**Task objective:** Restate the entries below word for word, omitting nothing.

Lines of data
********

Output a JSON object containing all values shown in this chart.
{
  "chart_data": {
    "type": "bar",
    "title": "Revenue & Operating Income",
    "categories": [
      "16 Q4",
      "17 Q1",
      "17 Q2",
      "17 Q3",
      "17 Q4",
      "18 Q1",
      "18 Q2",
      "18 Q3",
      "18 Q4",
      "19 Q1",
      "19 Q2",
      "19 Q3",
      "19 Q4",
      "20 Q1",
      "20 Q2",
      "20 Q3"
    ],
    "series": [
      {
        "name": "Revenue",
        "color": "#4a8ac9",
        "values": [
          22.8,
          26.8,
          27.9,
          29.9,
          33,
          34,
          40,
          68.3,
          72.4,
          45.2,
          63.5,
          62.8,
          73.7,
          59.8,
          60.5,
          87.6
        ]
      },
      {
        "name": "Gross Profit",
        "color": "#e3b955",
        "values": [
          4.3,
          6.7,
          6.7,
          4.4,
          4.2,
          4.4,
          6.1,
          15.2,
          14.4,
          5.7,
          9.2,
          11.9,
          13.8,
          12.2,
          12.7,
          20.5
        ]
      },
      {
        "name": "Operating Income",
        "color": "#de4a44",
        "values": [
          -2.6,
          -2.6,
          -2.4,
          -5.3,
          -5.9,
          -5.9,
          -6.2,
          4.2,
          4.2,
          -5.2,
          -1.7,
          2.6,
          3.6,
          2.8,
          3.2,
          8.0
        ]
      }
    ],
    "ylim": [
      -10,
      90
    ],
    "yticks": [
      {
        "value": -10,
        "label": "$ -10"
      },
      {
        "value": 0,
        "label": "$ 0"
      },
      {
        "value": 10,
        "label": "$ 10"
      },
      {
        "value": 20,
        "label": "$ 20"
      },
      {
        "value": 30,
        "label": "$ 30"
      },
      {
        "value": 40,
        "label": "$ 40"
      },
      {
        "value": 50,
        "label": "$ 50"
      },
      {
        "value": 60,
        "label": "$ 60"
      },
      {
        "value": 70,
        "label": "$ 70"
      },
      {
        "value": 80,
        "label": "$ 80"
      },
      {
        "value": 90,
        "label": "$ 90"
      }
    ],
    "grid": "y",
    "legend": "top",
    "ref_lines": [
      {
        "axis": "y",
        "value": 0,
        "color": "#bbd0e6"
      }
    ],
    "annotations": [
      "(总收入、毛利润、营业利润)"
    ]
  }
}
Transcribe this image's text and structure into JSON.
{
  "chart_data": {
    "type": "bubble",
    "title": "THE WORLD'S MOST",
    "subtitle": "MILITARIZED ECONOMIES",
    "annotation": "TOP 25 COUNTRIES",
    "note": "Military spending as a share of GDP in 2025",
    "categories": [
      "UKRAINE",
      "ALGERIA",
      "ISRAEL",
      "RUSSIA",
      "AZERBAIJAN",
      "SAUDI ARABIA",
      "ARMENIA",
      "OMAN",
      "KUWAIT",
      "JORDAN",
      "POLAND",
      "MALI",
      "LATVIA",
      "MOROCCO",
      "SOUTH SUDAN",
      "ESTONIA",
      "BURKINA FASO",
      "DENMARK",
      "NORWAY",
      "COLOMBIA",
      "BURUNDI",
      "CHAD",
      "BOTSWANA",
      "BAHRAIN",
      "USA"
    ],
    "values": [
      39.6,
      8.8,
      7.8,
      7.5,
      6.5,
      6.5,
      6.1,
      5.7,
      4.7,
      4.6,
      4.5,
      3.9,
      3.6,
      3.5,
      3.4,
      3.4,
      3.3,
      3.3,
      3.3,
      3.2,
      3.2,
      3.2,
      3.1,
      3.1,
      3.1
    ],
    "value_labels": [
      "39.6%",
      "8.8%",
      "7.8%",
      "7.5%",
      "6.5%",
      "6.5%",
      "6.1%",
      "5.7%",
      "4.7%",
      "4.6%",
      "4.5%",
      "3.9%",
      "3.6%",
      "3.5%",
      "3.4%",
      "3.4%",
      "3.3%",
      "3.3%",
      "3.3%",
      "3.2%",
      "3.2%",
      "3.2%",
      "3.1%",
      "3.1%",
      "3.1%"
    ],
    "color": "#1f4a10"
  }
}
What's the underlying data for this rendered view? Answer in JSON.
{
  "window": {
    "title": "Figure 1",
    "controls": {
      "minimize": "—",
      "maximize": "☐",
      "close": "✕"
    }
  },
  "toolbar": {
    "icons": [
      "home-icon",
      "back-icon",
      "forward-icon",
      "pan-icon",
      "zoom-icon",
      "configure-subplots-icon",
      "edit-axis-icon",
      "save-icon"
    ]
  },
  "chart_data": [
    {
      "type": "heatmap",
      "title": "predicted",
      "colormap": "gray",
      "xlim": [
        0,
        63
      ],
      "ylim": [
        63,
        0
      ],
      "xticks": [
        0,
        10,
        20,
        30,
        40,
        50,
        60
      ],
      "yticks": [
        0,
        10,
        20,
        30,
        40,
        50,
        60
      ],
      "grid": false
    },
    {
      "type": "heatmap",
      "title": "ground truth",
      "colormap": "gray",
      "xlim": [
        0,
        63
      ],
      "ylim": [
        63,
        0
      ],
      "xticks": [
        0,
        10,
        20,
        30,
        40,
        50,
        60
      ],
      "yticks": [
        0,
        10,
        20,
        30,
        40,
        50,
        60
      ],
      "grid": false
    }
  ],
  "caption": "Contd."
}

********

**Answer below:**
Output a JSON object containing all values shown in this chart.
{
  "chart_data": {
    "type": "bar",
    "title": "Revenue & Operating Income",
    "categories": [
      "16 Q4",
      "17 Q1",
      "17 Q2",
      "17 Q3",
      "17 Q4",
      "18 Q1",
      "18 Q2",
      "18 Q3",
      "18 Q4",
      "19 Q1",
      "19 Q2",
      "19 Q3",
      "19 Q4",
      "20 Q1",
      "20 Q2",
      "20 Q3"
    ],
    "series": [
      {
        "name": "Revenue",
        "color": "#4a8ac9",
        "values": [
          22.8,
          26.8,
          27.9,
          29.9,
          33,
          34,
          40,
          68.3,
          72.4,
          45.2,
          63.5,
          62.8,
          73.7,
          59.8,
          60.5,
          87.6
        ]
      },
      {
        "name": "Gross Profit",
        "color": "#e3b955",
        "values": [
          4.3,
          6.7,
          6.7,
          4.4,
          4.2,
          4.4,
          6.1,
          15.2,
          14.4,
          5.7,
          9.2,
          11.9,
          13.8,
          12.2,
          12.7,
          20.5
        ]
      },
      {
        "name": "Operating Income",
        "color": "#de4a44",
        "values": [
          -2.6,
          -2.6,
          -2.4,
          -5.3,
          -5.9,
          -5.9,
          -6.2,
          4.2,
          4.2,
          -5.2,
          -1.7,
          2.6,
          3.6,
          2.8,
          3.2,
          8.0
        ]
      }
    ],
    "ylim": [
      -10,
      90
    ],
    "yticks": [
      {
        "value": -10,
        "label": "$ -10"
      },
      {
        "value": 0,
        "label": "$ 0"
      },
      {
        "value": 10,
        "label": "$ 10"
      },
      {
        "value": 20,
        "label": "$ 20"
      },
      {
        "value": 30,
        "label": "$ 30"
      },
      {
        "value": 40,
        "label": "$ 40"
      },
      {
        "value": 50,
        "label": "$ 50"
      },
      {
        "value": 60,
        "label": "$ 60"
      },
      {
        "value": 70,
        "label": "$ 70"
      },
      {
        "value": 80,
        "label": "$ 80"
      },
      {
        "value": 90,
        "label": "$ 90"
      }
    ],
    "grid": "y",
    "legend": "top",
    "ref_lines": [
      {
        "axis": "y",
        "value": 0,
        "color": "#bbd0e6"
      }
    ],
    "annotations": [
      "(总收入、毛利润、营业利润)"
    ]
  }
}
Transcribe this image's text and structure into JSON.
{
  "chart_data": {
    "type": "bubble",
    "title": "THE WORLD'S MOST",
    "subtitle": "MILITARIZED ECONOMIES",
    "annotation": "TOP 25 COUNTRIES",
    "note": "Military spending as a share of GDP in 2025",
    "categories": [
      "UKRAINE",
      "ALGERIA",
      "ISRAEL",
      "RUSSIA",
      "AZERBAIJAN",
      "SAUDI ARABIA",
      "ARMENIA",
      "OMAN",
      "KUWAIT",
      "JORDAN",
      "POLAND",
      "MALI",
      "LATVIA",
      "MOROCCO",
      "SOUTH SUDAN",
      "ESTONIA",
      "BURKINA FASO",
      "DENMARK",
      "NORWAY",
      "COLOMBIA",
      "BURUNDI",
      "CHAD",
      "BOTSWANA",
      "BAHRAIN",
      "USA"
    ],
    "values": [
      39.6,
      8.8,
      7.8,
      7.5,
      6.5,
      6.5,
      6.1,
      5.7,
      4.7,
      4.6,
      4.5,
      3.9,
      3.6,
      3.5,
      3.4,
      3.4,
      3.3,
      3.3,
      3.3,
      3.2,
      3.2,
      3.2,
      3.1,
      3.1,
      3.1
    ],
    "value_labels": [
      "39.6%",
      "8.8%",
      "7.8%",
      "7.5%",
      "6.5%",
      "6.5%",
      "6.1%",
      "5.7%",
      "4.7%",
      "4.6%",
      "4.5%",
      "3.9%",
      "3.6%",
      "3.5%",
      "3.4%",
      "3.4%",
      "3.3%",
      "3.3%",
      "3.3%",
      "3.2%",
      "3.2%",
      "3.2%",
      "3.1%",
      "3.1%",
      "3.1%"
    ],
    "color": "#1f4a10"
  }
}
What's the underlying data for this rendered view? Answer in JSON.
{
  "window": {
    "title": "Figure 1",
    "controls": {
      "minimize": "—",
      "maximize": "☐",
      "close": "✕"
    }
  },
  "toolbar": {
    "icons": [
      "home-icon",
      "back-icon",
      "forward-icon",
      "pan-icon",
      "zoom-icon",
      "configure-subplots-icon",
      "edit-axis-icon",
      "save-icon"
    ]
  },
  "chart_data": [
    {
      "type": "heatmap",
      "title": "predicted",
      "colormap": "gray",
      "xlim": [
        0,
        63
      ],
      "ylim": [
        63,
        0
      ],
      "xticks": [
        0,
        10,
        20,
        30,
        40,
        50,
        60
      ],
      "yticks": [
        0,
        10,
        20,
        30,
        40,
        50,
        60
      ],
      "grid": false
    },
    {
      "type": "heatmap",
      "title": "ground truth",
      "colormap": "gray",
      "xlim": [
        0,
        63
      ],
      "ylim": [
        63,
        0
      ],
      "xticks": [
        0,
        10,
        20,
        30,
        40,
        50,
        60
      ],
      "yticks": [
        0,
        10,
        20,
        30,
        40,
        50,
        60
      ],
      "grid": false
    }
  ],
  "caption": "Contd."
}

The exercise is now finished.